[Figure collection entries]
┄┄┄┄┄┄┄┄┄┄┄┄┄┄┄┄┄┄┄┄
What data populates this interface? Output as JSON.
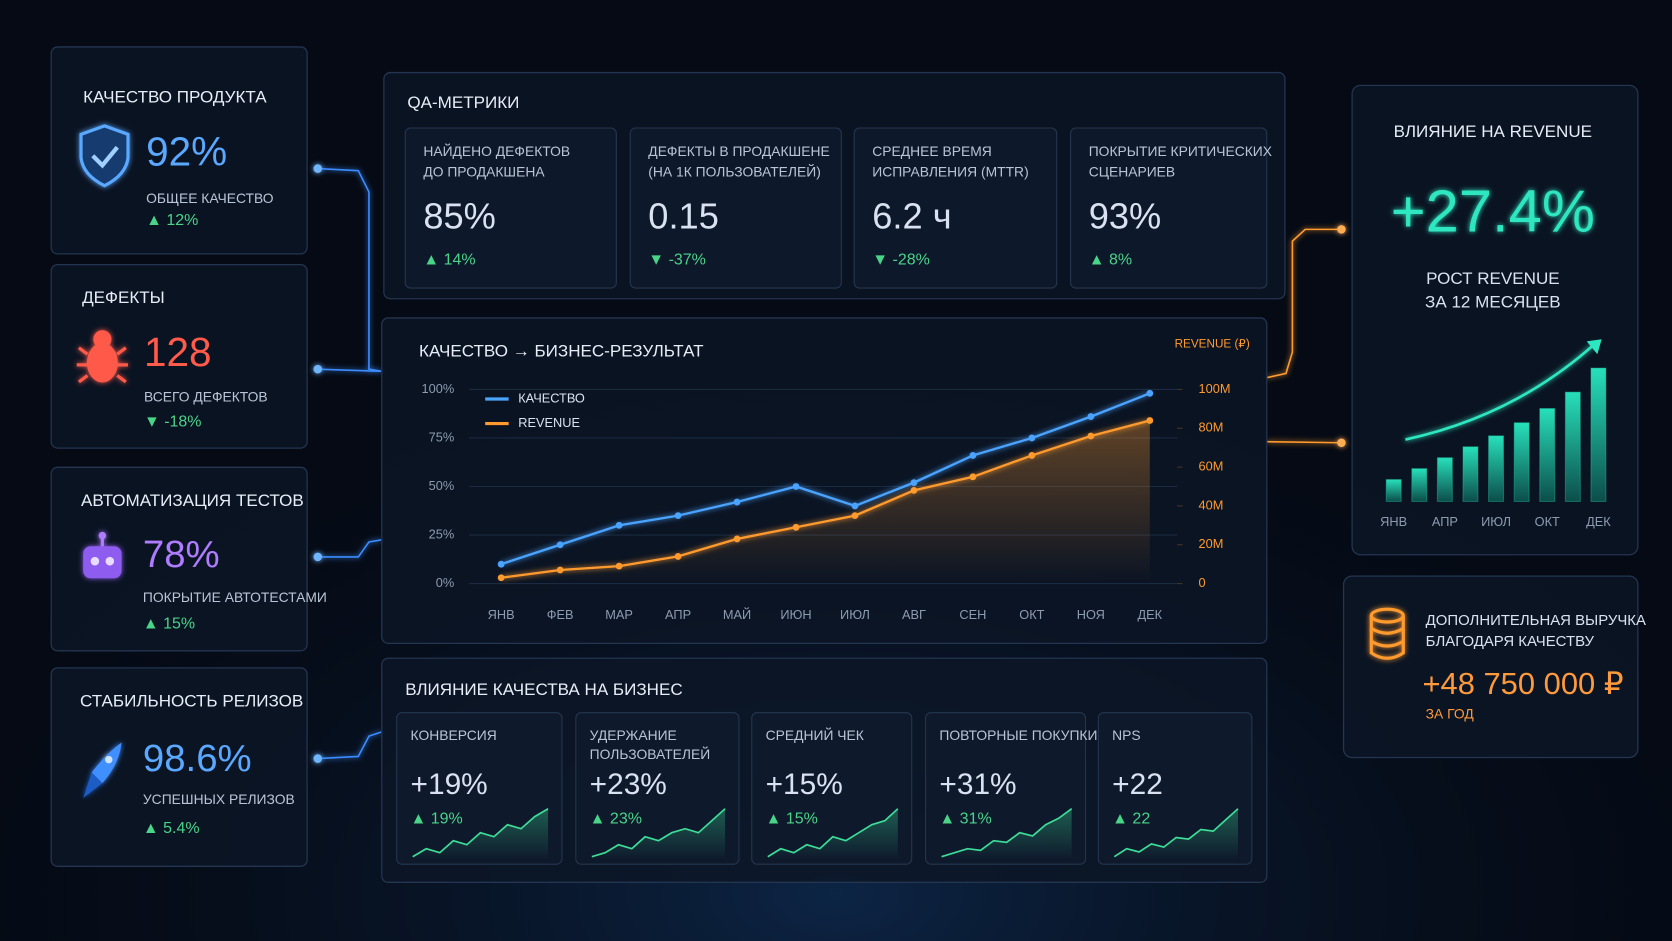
{
  "left_panels": [
    {
      "title": "КАЧЕСТВО ПРОДУКТА",
      "value": "92%",
      "label": "ОБЩЕЕ КАЧЕСТВО",
      "delta": "▲ 12%"
    },
    {
      "title": "ДЕФЕКТЫ",
      "value": "128",
      "label": "ВСЕГО ДЕФЕКТОВ",
      "delta": "▼ -18%"
    },
    {
      "title": "АВТОМАТИЗАЦИЯ ТЕСТОВ",
      "value": "78%",
      "label": "ПОКРЫТИЕ АВТОТЕСТАМИ",
      "delta": "▲ 15%"
    },
    {
      "title": "СТАБИЛЬНОСТЬ РЕЛИЗОВ",
      "value": "98.6%",
      "label": "УСПЕШНЫХ РЕЛИЗОВ",
      "delta": "▲ 5.4%"
    }
  ],
  "qa_metrics": {
    "title": "QA-МЕТРИКИ",
    "cards": [
      {
        "label": [
          "НАЙДЕНО ДЕФЕКТОВ",
          "ДО ПРОДАКШЕНА"
        ],
        "value": "85%",
        "delta": "▲ 14%"
      },
      {
        "label": [
          "ДЕФЕКТЫ В ПРОДАКШЕНЕ",
          "(НА 1К ПОЛЬЗОВАТЕЛЕЙ)"
        ],
        "value": "0.15",
        "delta": "▼ -37%"
      },
      {
        "label": [
          "СРЕДНЕЕ ВРЕМЯ",
          "ИСПРАВЛЕНИЯ (MTTR)"
        ],
        "value": "6.2 ч",
        "delta": "▼ -28%"
      },
      {
        "label": [
          "ПОКРЫТИЕ КРИТИЧЕСКИХ",
          "СЦЕНАРИЕВ"
        ],
        "value": "93%",
        "delta": "▲ 8%"
      }
    ]
  },
  "business_chart": {
    "type": "line",
    "title": "КАЧЕСТВО → БИЗНЕС-РЕЗУЛЬТАТ",
    "y2_label": "REVENUE (₽)",
    "categories": [
      "ЯНВ",
      "ФЕВ",
      "МАР",
      "АПР",
      "МАЙ",
      "ИЮН",
      "ИЮЛ",
      "АВГ",
      "СЕН",
      "ОКТ",
      "НОЯ",
      "ДЕК"
    ],
    "series": [
      {
        "name": "КАЧЕСТВО",
        "color": "#4aa3ff",
        "values": [
          10,
          20,
          30,
          35,
          42,
          50,
          40,
          52,
          66,
          75,
          86,
          98
        ]
      },
      {
        "name": "REVENUE",
        "color": "#ff9a2e",
        "axis": "y2",
        "values": [
          3000000,
          7000000,
          9000000,
          14000000,
          23000000,
          29000000,
          35000000,
          48000000,
          55000000,
          66000000,
          76000000,
          84000000
        ]
      }
    ],
    "ylim": [
      0,
      100
    ],
    "yticks": [
      {
        "value": 0,
        "label": "0%"
      },
      {
        "value": 25,
        "label": "25%"
      },
      {
        "value": 50,
        "label": "50%"
      },
      {
        "value": 75,
        "label": "75%"
      },
      {
        "value": 100,
        "label": "100%"
      }
    ],
    "y2lim": [
      0,
      100000000
    ],
    "y2ticks": [
      0,
      {
        "value": 20000000,
        "label": "20M"
      },
      {
        "value": 40000000,
        "label": "40M"
      },
      {
        "value": 60000000,
        "label": "60M"
      },
      {
        "value": 80000000,
        "label": "80M"
      },
      {
        "value": 100000000,
        "label": "100M"
      }
    ],
    "grid": true
  },
  "business_impact": {
    "title": "ВЛИЯНИЕ КАЧЕСТВА НА БИЗНЕС",
    "color": "#3ddc97",
    "cards": [
      {
        "label": [
          "КОНВЕРСИЯ"
        ],
        "value": "+19%",
        "delta": "▲ 19%",
        "trend": [
          2,
          3,
          2.5,
          4,
          3.5,
          5,
          4.5,
          6,
          5.5,
          7,
          8
        ]
      },
      {
        "label": [
          "УДЕРЖАНИЕ",
          "ПОЛЬЗОВАТЕЛЕЙ"
        ],
        "value": "+23%",
        "delta": "▲ 23%",
        "trend": [
          2,
          2.5,
          3.5,
          3,
          4.5,
          4,
          5,
          5.5,
          5,
          6.5,
          8
        ]
      },
      {
        "label": [
          "СРЕДНИЙ ЧЕК"
        ],
        "value": "+15%",
        "delta": "▲ 15%",
        "trend": [
          2,
          3,
          2.5,
          3.5,
          3,
          4.5,
          4,
          5,
          6,
          6.5,
          8
        ]
      },
      {
        "label": [
          "ПОВТОРНЫЕ ПОКУПКИ"
        ],
        "value": "+31%",
        "delta": "▲ 31%",
        "trend": [
          2,
          2.5,
          3,
          2.8,
          4,
          3.8,
          5,
          4.6,
          6,
          6.8,
          8
        ]
      },
      {
        "label": [
          "NPS"
        ],
        "value": "+22",
        "delta": "▲ 22",
        "trend": [
          2,
          3,
          2.6,
          3.6,
          3.2,
          4.4,
          4.2,
          5.4,
          5.2,
          6.6,
          8
        ]
      }
    ]
  },
  "revenue_panel": {
    "title": "ВЛИЯНИЕ НА REVENUE",
    "value": "+27.4%",
    "label": [
      "РОСТ REVENUE",
      "ЗА 12 МЕСЯЦЕВ"
    ],
    "chart": {
      "type": "bar",
      "categories": [
        "ЯНВ",
        null,
        "АПР",
        null,
        "ИЮЛ",
        null,
        "ОКТ",
        null,
        "ДЕК"
      ],
      "values": [
        20,
        30,
        40,
        50,
        60,
        72,
        85,
        100,
        122
      ],
      "color": "#1fc7a6"
    }
  },
  "extra_revenue": {
    "label": [
      "ДОПОЛНИТЕЛЬНАЯ ВЫРУЧКА",
      "БЛАГОДАРЯ КАЧЕСТВУ"
    ],
    "value": "+48 750 000 ₽",
    "sub": "ЗА ГОД"
  }
}
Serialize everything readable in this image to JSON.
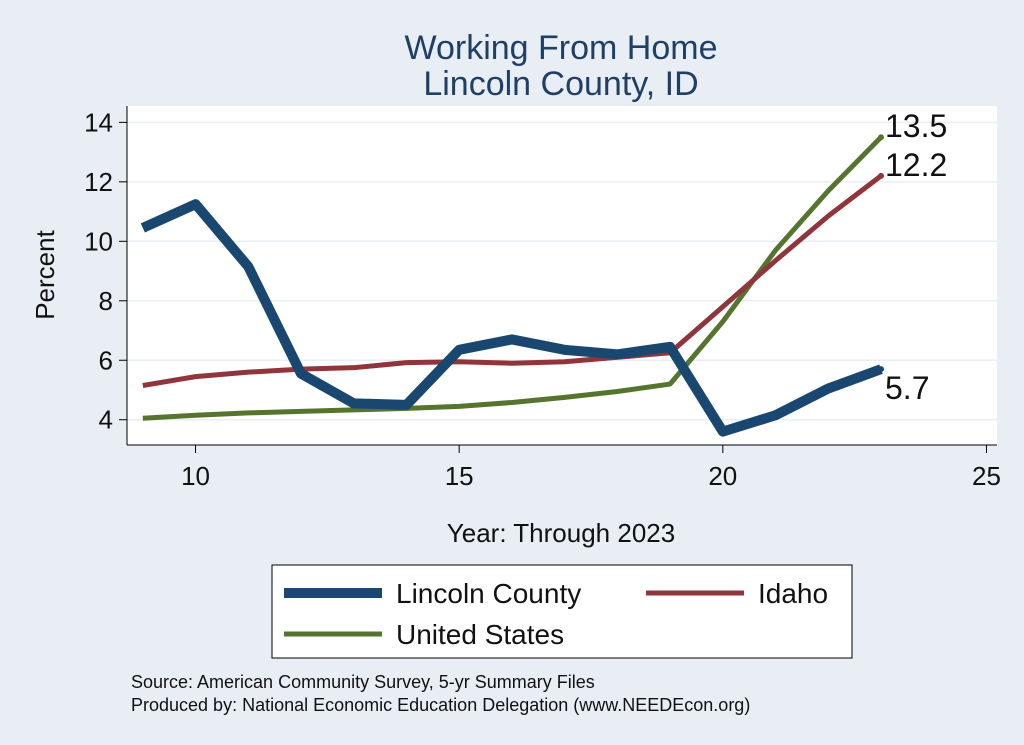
{
  "chart_data": {
    "type": "line",
    "title": [
      "Working From Home",
      "Lincoln County, ID"
    ],
    "xlabel": "Year: Through 2023",
    "ylabel": "Percent",
    "xlim": [
      8.7,
      25.2
    ],
    "ylim": [
      3.15,
      14.55
    ],
    "xticks": [
      10,
      15,
      20,
      25
    ],
    "yticks": [
      4,
      6,
      8,
      10,
      12,
      14
    ],
    "grid": true,
    "legend_placement": "bottom",
    "x": [
      9,
      10,
      11,
      12,
      13,
      14,
      15,
      16,
      17,
      18,
      19,
      20,
      21,
      22,
      23
    ],
    "series": [
      {
        "name": "Lincoln County",
        "color": "#1a476f",
        "width": 10,
        "values": [
          10.45,
          11.25,
          9.15,
          5.55,
          4.55,
          4.5,
          6.35,
          6.7,
          6.35,
          6.2,
          6.45,
          3.6,
          4.15,
          5.05,
          5.7
        ],
        "end_label": "5.7"
      },
      {
        "name": "Idaho",
        "color": "#90353b",
        "width": 5,
        "values": [
          5.15,
          5.45,
          5.6,
          5.7,
          5.75,
          5.92,
          5.95,
          5.9,
          5.95,
          6.1,
          6.25,
          7.8,
          9.35,
          10.85,
          12.2
        ],
        "end_label": "12.2"
      },
      {
        "name": "United States",
        "color": "#55752f",
        "width": 5,
        "values": [
          4.05,
          4.15,
          4.23,
          4.28,
          4.33,
          4.38,
          4.45,
          4.58,
          4.75,
          4.95,
          5.2,
          7.3,
          9.7,
          11.7,
          13.5
        ],
        "end_label": "13.5"
      }
    ],
    "source_lines": [
      "Source: American Community Survey, 5-yr Summary Files",
      "Produced by: National Economic Education Delegation (www.NEEDEcon.org)"
    ]
  },
  "colors": {
    "background": "#e8eef3",
    "plot_background": "#ffffff",
    "grid": "#e8eef3",
    "title": "#1f3f66"
  }
}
┄┄┄┄┄┄┄┄┄┄┄┄┄┄┄┄┄┄┄┄
### WHAT YOU WILL DO
Gather up, from the records above, each line where the word "ВЛИЯНИЕ" appears.

### EXERCISE RESPONSE
    "title": "ВЛИЯНИЕ КАЧЕСТВА НА БИЗНЕС",
    "title": "ВЛИЯНИЕ НА REVENUE",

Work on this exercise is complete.